Reproduce all of the data exactly.
-------- Input --------
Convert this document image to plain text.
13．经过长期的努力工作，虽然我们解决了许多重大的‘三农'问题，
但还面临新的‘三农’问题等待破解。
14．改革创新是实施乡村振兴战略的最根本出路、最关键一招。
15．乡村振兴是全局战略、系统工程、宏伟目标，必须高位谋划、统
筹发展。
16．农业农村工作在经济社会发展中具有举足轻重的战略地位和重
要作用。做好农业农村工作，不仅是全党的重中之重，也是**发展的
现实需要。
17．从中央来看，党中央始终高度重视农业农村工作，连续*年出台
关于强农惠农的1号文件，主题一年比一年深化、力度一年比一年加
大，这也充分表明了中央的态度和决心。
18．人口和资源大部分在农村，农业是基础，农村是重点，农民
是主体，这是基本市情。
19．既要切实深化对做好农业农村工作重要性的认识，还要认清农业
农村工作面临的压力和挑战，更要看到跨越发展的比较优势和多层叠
--------
*The reply*
Convert this document image to plain text.
13．经过长期的努力工作，虽然我们解决了许多重大的‘三农'问题，
但还面临新的‘三农’问题等待破解。
14．改革创新是实施乡村振兴战略的最根本出路、最关键一招。
15．乡村振兴是全局战略、系统工程、宏伟目标，必须高位谋划、统
筹发展。
16．农业农村工作在经济社会发展中具有举足轻重的战略地位和重
要作用。做好农业农村工作，不仅是全党的重中之重，也是**发展的
现实需要。
17．从中央来看，党中央始终高度重视农业农村工作，连续*年出台
关于强农惠农的1号文件，主题一年比一年深化、力度一年比一年加
大，这也充分表明了中央的态度和决心。
18．人口和资源大部分在农村，农业是基础，农村是重点，农民
是主体，这是基本市情。
19．既要切实深化对做好农业农村工作重要性的认识，还要认清农业
农村工作面临的压力和挑战，更要看到跨越发展的比较优势和多层叠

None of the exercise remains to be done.